→ Aim
Please copy out the whole listing below, every line unchanged.

→ Record set

=======

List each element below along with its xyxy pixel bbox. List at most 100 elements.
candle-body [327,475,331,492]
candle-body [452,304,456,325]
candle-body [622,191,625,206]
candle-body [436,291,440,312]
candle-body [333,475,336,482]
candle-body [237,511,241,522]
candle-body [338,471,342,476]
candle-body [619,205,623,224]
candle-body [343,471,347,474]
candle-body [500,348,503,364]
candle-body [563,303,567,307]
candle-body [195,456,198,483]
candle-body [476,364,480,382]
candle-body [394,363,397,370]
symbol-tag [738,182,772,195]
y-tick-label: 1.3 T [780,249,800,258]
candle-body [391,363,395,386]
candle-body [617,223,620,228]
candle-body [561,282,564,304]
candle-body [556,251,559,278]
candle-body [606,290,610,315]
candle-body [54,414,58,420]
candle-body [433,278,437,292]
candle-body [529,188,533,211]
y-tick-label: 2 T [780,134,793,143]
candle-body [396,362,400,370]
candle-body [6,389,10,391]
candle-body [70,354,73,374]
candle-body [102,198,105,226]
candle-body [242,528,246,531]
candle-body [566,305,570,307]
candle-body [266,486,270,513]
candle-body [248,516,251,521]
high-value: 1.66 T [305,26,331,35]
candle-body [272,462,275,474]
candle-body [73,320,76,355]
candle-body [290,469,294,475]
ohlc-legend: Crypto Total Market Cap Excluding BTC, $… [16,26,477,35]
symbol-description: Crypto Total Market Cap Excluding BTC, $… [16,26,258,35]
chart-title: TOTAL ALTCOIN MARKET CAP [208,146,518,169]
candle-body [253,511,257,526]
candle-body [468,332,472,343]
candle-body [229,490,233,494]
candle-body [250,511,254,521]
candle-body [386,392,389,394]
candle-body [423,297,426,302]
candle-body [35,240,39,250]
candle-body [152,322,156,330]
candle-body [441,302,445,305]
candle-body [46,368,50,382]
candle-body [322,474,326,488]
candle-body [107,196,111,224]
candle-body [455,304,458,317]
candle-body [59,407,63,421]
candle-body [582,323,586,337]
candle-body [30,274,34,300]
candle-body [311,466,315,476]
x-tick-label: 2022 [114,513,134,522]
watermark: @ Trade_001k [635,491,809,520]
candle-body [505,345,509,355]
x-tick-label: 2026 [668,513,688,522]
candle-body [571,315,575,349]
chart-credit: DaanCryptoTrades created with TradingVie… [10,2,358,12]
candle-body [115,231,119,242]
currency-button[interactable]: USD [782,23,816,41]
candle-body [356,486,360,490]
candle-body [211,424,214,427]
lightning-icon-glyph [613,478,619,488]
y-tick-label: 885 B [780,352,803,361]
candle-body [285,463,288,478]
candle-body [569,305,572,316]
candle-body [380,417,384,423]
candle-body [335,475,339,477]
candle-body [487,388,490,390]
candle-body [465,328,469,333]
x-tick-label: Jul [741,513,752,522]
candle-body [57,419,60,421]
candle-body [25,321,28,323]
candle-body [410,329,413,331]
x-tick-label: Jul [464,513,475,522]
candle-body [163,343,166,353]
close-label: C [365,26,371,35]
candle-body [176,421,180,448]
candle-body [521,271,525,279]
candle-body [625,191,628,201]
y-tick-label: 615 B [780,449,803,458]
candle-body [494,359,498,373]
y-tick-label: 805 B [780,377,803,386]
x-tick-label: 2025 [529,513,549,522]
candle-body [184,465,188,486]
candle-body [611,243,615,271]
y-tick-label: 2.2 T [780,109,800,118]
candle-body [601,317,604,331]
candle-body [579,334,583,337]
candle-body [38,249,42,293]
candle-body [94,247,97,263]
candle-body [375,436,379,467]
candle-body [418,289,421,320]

=======

→ Answer to this problem
List each element below along with its xyxy pixel bbox. List at most 100 elements.
candle-body [327,475,331,492]
candle-body [452,304,456,325]
candle-body [622,191,625,206]
candle-body [436,291,440,312]
candle-body [333,475,336,482]
candle-body [237,511,241,522]
candle-body [338,471,342,476]
candle-body [619,205,623,224]
candle-body [343,471,347,474]
candle-body [500,348,503,364]
candle-body [563,303,567,307]
candle-body [195,456,198,483]
candle-body [476,364,480,382]
candle-body [394,363,397,370]
symbol-tag [738,182,772,195]
y-tick-label: 1.3 T [780,249,800,258]
candle-body [391,363,395,386]
candle-body [617,223,620,228]
candle-body [561,282,564,304]
candle-body [556,251,559,278]
candle-body [606,290,610,315]
candle-body [54,414,58,420]
candle-body [433,278,437,292]
candle-body [529,188,533,211]
y-tick-label: 2 T [780,134,793,143]
candle-body [396,362,400,370]
candle-body [6,389,10,391]
candle-body [70,354,73,374]
candle-body [102,198,105,226]
candle-body [242,528,246,531]
candle-body [566,305,570,307]
candle-body [266,486,270,513]
candle-body [248,516,251,521]
high-value: 1.66 T [305,26,331,35]
candle-body [272,462,275,474]
candle-body [73,320,76,355]
candle-body [290,469,294,475]
ohlc-legend: Crypto Total Market Cap Excluding BTC, $… [16,26,477,35]
symbol-description: Crypto Total Market Cap Excluding BTC, $… [16,26,258,35]
chart-title: TOTAL ALTCOIN MARKET CAP [208,146,518,169]
candle-body [253,511,257,526]
candle-body [468,332,472,343]
candle-body [229,490,233,494]
candle-body [250,511,254,521]
candle-body [386,392,389,394]
candle-body [423,297,426,302]
candle-body [35,240,39,250]
candle-body [152,322,156,330]
candle-body [441,302,445,305]
candle-body [46,368,50,382]
candle-body [322,474,326,488]
candle-body [107,196,111,224]
candle-body [455,304,458,317]
candle-body [59,407,63,421]
candle-body [582,323,586,337]
candle-body [30,274,34,300]
candle-body [311,466,315,476]
x-tick-label: 2022 [114,513,134,522]
watermark: @ Trade_001k [635,491,809,520]
candle-body [505,345,509,355]
x-tick-label: 2026 [668,513,688,522]
candle-body [571,315,575,349]
chart-credit: DaanCryptoTrades created with TradingVie… [10,2,358,12]
candle-body [115,231,119,242]
currency-button[interactable]: USD [782,23,816,41]
candle-body [356,486,360,490]
candle-body [211,424,214,427]
lightning-icon-glyph [613,478,619,488]
y-tick-label: 885 B [780,352,803,361]
candle-body [285,463,288,478]
candle-body [569,305,572,316]
candle-body [380,417,384,423]
candle-body [335,475,339,477]
candle-body [487,388,490,390]
candle-body [465,328,469,333]
x-tick-label: Jul [741,513,752,522]
candle-body [57,419,60,421]
candle-body [25,321,28,323]
candle-body [410,329,413,331]
x-tick-label: Jul [464,513,475,522]
candle-body [163,343,166,353]
close-label: C [365,26,371,35]
candle-body [176,421,180,448]
candle-body [521,271,525,279]
candle-body [625,191,628,201]
y-tick-label: 615 B [780,449,803,458]
candle-body [494,359,498,373]
y-tick-label: 805 B [780,377,803,386]
x-tick-label: 2025 [529,513,549,522]
candle-body [184,465,188,486]
candle-body [611,243,615,271]
y-tick-label: 2.2 T [780,109,800,118]
candle-body [601,317,604,331]
candle-body [579,334,583,337]
candle-body [38,249,42,293]
candle-body [94,247,97,263]
candle-body [375,436,379,467]
candle-body [418,289,421,320]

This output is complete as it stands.